** Start of Data to use **
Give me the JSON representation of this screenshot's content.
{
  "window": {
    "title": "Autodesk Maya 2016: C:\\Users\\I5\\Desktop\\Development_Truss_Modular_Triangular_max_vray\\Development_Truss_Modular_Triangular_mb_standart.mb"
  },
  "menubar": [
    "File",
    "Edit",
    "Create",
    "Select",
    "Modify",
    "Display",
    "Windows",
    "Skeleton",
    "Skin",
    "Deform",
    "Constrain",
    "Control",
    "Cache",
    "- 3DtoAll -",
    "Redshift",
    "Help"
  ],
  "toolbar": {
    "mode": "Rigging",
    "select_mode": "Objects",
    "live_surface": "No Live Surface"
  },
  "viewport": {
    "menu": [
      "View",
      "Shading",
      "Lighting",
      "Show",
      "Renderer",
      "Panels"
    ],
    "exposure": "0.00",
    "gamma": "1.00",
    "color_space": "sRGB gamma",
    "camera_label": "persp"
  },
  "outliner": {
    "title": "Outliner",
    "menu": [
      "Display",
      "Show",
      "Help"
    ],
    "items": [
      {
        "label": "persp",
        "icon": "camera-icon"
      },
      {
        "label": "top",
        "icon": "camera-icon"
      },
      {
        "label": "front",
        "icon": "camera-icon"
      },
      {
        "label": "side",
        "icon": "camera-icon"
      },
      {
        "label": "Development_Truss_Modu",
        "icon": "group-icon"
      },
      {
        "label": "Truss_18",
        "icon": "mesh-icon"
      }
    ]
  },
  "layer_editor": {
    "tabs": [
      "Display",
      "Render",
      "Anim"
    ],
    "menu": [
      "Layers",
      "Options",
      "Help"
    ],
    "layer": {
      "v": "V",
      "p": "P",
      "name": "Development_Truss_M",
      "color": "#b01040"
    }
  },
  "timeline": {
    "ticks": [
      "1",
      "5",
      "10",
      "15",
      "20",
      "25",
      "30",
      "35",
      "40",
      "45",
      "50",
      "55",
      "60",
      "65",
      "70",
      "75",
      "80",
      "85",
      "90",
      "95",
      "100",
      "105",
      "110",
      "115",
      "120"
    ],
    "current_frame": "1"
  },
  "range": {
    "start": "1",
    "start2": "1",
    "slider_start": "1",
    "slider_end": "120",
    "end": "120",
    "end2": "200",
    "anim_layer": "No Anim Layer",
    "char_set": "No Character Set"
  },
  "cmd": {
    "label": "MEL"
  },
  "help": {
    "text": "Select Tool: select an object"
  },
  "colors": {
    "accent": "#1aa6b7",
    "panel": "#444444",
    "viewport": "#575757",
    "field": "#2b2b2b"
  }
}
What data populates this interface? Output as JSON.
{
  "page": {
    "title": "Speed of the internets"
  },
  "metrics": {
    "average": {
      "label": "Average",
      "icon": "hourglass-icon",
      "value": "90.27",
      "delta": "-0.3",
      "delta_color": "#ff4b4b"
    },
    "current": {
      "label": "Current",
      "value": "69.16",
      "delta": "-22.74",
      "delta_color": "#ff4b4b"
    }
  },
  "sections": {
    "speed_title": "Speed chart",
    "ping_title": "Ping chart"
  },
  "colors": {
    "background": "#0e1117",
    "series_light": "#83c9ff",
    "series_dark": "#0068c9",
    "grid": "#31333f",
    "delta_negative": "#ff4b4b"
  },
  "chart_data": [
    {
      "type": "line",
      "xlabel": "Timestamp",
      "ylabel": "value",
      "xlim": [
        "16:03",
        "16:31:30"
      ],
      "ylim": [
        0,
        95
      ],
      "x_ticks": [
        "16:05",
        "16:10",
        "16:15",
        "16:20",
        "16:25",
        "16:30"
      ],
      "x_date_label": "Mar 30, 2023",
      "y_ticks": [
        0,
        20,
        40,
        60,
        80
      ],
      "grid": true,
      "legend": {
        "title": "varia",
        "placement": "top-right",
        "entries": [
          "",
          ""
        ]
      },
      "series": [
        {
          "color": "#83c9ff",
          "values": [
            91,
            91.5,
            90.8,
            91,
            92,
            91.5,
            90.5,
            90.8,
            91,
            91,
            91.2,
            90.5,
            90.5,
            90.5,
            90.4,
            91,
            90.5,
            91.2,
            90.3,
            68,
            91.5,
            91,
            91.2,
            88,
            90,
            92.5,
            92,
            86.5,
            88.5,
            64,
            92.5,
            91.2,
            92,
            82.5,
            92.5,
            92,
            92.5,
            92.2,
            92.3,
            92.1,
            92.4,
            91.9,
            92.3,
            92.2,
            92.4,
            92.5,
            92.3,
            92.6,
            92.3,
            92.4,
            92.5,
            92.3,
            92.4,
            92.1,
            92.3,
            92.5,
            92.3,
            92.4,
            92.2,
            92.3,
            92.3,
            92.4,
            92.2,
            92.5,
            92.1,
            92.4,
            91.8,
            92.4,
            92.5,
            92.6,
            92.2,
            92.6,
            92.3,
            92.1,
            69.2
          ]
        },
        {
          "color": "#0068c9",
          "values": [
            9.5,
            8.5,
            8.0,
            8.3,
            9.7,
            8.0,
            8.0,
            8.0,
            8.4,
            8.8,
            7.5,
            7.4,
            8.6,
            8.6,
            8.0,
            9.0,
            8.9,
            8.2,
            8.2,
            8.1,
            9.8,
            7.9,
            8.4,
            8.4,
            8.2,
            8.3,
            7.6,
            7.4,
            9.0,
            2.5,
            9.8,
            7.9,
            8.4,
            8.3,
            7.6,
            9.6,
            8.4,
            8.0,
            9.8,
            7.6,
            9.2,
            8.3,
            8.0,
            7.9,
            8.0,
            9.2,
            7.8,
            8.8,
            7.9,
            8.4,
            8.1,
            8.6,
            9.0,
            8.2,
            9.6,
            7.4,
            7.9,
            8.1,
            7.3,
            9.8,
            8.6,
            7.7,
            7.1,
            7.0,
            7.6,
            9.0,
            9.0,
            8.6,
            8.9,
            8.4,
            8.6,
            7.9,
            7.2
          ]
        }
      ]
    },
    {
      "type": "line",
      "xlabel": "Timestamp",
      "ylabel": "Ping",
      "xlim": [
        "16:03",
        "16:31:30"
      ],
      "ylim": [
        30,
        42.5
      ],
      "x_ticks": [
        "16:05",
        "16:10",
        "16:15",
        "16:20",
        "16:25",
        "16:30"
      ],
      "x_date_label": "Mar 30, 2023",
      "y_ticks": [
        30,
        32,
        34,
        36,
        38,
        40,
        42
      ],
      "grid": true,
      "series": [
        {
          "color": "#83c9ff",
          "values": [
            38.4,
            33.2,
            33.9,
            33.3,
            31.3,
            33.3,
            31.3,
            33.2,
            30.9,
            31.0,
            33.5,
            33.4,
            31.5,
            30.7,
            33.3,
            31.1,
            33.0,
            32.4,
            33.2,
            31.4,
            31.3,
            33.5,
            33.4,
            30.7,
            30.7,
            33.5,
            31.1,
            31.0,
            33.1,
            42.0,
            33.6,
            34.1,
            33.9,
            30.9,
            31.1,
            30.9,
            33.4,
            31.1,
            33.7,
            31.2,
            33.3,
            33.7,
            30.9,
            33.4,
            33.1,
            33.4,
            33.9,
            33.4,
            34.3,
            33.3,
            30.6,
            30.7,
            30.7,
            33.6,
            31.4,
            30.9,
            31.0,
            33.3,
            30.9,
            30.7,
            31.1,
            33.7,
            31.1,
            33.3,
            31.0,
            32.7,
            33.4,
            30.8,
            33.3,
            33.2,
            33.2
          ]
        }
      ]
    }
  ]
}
** End of Data to use **
▶ Given instruction
Find out how many lines in the listing contain the string "Speed". Give the number alone.

▶ Exercise solution
2